[Data entries]
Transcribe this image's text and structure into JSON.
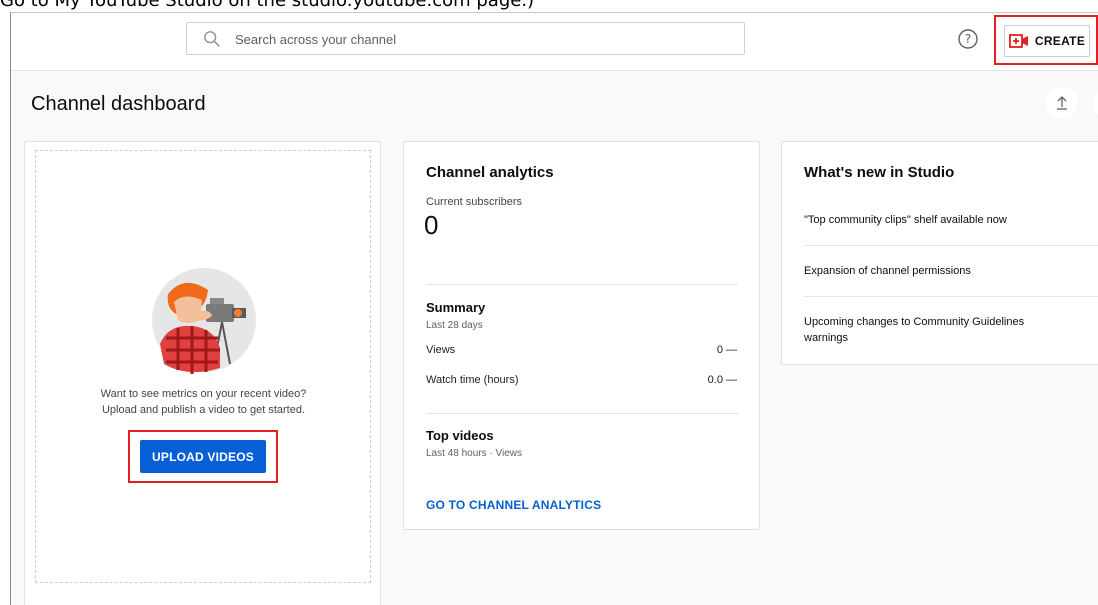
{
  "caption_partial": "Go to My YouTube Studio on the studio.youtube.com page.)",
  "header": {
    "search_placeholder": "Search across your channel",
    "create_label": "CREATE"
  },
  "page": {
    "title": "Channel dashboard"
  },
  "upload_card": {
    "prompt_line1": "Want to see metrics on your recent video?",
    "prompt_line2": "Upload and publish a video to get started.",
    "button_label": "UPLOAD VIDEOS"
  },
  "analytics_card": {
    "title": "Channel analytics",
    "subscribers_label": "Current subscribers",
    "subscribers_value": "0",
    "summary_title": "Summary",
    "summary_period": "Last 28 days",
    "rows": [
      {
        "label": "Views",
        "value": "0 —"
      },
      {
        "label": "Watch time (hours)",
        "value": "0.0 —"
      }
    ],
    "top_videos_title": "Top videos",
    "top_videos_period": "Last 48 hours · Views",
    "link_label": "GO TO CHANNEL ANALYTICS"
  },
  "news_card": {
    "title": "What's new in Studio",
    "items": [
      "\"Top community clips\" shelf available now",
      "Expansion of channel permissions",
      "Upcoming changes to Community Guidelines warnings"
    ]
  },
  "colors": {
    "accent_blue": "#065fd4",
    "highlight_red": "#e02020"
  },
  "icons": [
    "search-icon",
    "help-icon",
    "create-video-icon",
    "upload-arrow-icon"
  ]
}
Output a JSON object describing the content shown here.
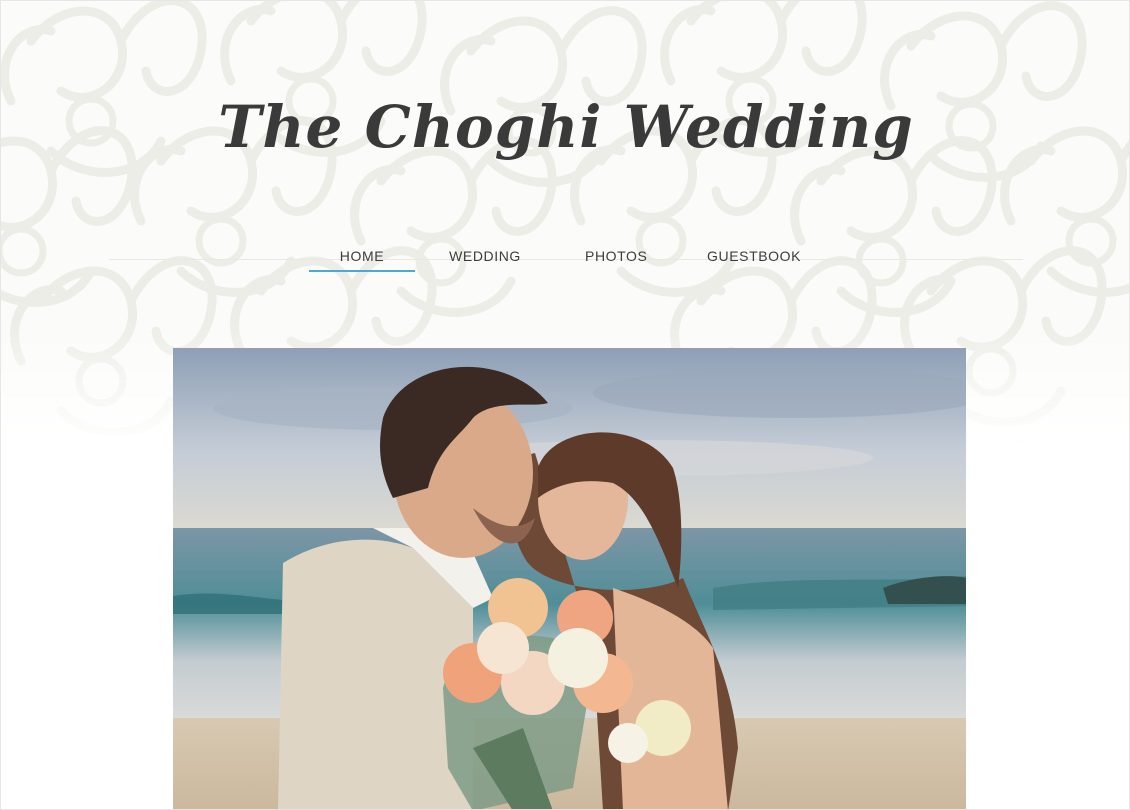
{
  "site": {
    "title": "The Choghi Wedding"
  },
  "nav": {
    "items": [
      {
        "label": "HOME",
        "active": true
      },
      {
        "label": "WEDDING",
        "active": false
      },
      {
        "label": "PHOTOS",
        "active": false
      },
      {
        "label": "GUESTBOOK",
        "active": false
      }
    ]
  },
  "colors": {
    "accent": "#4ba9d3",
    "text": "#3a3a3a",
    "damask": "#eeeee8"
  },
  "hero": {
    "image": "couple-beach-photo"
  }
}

◆ Your goal
Leave the pictures out and print the records above exactly as they stand.

◆ Task result
Transcribe this image's text and structure into JSON.
{
  "caption_partial": "Go to My YouTube Studio on the studio.youtube.com page.)",
  "header": {
    "search_placeholder": "Search across your channel",
    "create_label": "CREATE"
  },
  "page": {
    "title": "Channel dashboard"
  },
  "upload_card": {
    "prompt_line1": "Want to see metrics on your recent video?",
    "prompt_line2": "Upload and publish a video to get started.",
    "button_label": "UPLOAD VIDEOS"
  },
  "analytics_card": {
    "title": "Channel analytics",
    "subscribers_label": "Current subscribers",
    "subscribers_value": "0",
    "summary_title": "Summary",
    "summary_period": "Last 28 days",
    "rows": [
      {
        "label": "Views",
        "value": "0 —"
      },
      {
        "label": "Watch time (hours)",
        "value": "0.0 —"
      }
    ],
    "top_videos_title": "Top videos",
    "top_videos_period": "Last 48 hours · Views",
    "link_label": "GO TO CHANNEL ANALYTICS"
  },
  "news_card": {
    "title": "What's new in Studio",
    "items": [
      "\"Top community clips\" shelf available now",
      "Expansion of channel permissions",
      "Upcoming changes to Community Guidelines warnings"
    ]
  },
  "colors": {
    "accent_blue": "#065fd4",
    "highlight_red": "#e02020"
  },
  "icons": [
    "search-icon",
    "help-icon",
    "create-video-icon",
    "upload-arrow-icon"
  ]
}
Output a JSON object describing the content shown here.
{
  "site": {
    "title": "The Choghi Wedding"
  },
  "nav": {
    "items": [
      {
        "label": "HOME",
        "active": true
      },
      {
        "label": "WEDDING",
        "active": false
      },
      {
        "label": "PHOTOS",
        "active": false
      },
      {
        "label": "GUESTBOOK",
        "active": false
      }
    ]
  },
  "colors": {
    "accent": "#4ba9d3",
    "text": "#3a3a3a",
    "damask": "#eeeee8"
  },
  "hero": {
    "image": "couple-beach-photo"
  }
}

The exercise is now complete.